_Written request_: Print the whole listing exactly.

"""

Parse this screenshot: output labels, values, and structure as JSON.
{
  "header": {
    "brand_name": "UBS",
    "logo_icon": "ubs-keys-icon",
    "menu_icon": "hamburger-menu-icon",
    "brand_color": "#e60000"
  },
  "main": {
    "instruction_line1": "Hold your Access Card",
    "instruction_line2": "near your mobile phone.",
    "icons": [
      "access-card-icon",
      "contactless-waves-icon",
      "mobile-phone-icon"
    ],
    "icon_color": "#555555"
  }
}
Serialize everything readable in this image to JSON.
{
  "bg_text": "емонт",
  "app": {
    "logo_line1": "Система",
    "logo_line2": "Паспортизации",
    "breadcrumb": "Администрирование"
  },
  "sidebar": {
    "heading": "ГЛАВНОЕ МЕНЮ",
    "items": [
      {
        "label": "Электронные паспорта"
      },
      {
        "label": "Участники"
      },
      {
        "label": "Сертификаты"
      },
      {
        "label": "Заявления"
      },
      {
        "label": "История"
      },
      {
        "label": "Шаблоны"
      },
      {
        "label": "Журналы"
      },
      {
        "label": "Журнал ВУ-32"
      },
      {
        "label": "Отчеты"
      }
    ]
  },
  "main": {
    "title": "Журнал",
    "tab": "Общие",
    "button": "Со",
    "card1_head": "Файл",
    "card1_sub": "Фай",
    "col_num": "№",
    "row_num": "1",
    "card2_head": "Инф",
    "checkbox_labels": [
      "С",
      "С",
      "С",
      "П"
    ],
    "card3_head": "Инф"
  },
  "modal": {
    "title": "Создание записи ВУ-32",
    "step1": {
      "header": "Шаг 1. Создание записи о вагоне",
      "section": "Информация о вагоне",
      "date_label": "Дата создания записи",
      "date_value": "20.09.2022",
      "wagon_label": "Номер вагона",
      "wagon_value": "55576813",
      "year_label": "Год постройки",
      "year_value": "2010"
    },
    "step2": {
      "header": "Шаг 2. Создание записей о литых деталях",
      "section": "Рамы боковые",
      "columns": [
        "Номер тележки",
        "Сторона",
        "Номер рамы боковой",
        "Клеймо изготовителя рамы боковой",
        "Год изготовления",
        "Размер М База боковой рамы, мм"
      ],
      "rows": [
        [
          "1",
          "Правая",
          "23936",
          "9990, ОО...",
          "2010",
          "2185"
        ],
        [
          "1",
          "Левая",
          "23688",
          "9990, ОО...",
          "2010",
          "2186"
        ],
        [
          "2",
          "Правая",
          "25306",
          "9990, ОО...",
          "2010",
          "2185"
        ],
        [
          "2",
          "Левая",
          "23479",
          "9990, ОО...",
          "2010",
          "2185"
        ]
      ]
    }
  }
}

"""

_Written answer_:
Parse this screenshot: output labels, values, and structure as JSON.
{
  "header": {
    "brand_name": "UBS",
    "logo_icon": "ubs-keys-icon",
    "menu_icon": "hamburger-menu-icon",
    "brand_color": "#e60000"
  },
  "main": {
    "instruction_line1": "Hold your Access Card",
    "instruction_line2": "near your mobile phone.",
    "icons": [
      "access-card-icon",
      "contactless-waves-icon",
      "mobile-phone-icon"
    ],
    "icon_color": "#555555"
  }
}
Serialize everything readable in this image to JSON.
{
  "bg_text": "емонт",
  "app": {
    "logo_line1": "Система",
    "logo_line2": "Паспортизации",
    "breadcrumb": "Администрирование"
  },
  "sidebar": {
    "heading": "ГЛАВНОЕ МЕНЮ",
    "items": [
      {
        "label": "Электронные паспорта"
      },
      {
        "label": "Участники"
      },
      {
        "label": "Сертификаты"
      },
      {
        "label": "Заявления"
      },
      {
        "label": "История"
      },
      {
        "label": "Шаблоны"
      },
      {
        "label": "Журналы"
      },
      {
        "label": "Журнал ВУ-32"
      },
      {
        "label": "Отчеты"
      }
    ]
  },
  "main": {
    "title": "Журнал",
    "tab": "Общие",
    "button": "Со",
    "card1_head": "Файл",
    "card1_sub": "Фай",
    "col_num": "№",
    "row_num": "1",
    "card2_head": "Инф",
    "checkbox_labels": [
      "С",
      "С",
      "С",
      "П"
    ],
    "card3_head": "Инф"
  },
  "modal": {
    "title": "Создание записи ВУ-32",
    "step1": {
      "header": "Шаг 1. Создание записи о вагоне",
      "section": "Информация о вагоне",
      "date_label": "Дата создания записи",
      "date_value": "20.09.2022",
      "wagon_label": "Номер вагона",
      "wagon_value": "55576813",
      "year_label": "Год постройки",
      "year_value": "2010"
    },
    "step2": {
      "header": "Шаг 2. Создание записей о литых деталях",
      "section": "Рамы боковые",
      "columns": [
        "Номер тележки",
        "Сторона",
        "Номер рамы боковой",
        "Клеймо изготовителя рамы боковой",
        "Год изготовления",
        "Размер М База боковой рамы, мм"
      ],
      "rows": [
        [
          "1",
          "Правая",
          "23936",
          "9990, ОО...",
          "2010",
          "2185"
        ],
        [
          "1",
          "Левая",
          "23688",
          "9990, ОО...",
          "2010",
          "2186"
        ],
        [
          "2",
          "Правая",
          "25306",
          "9990, ОО...",
          "2010",
          "2185"
        ],
        [
          "2",
          "Левая",
          "23479",
          "9990, ОО...",
          "2010",
          "2185"
        ]
      ]
    }
  }
}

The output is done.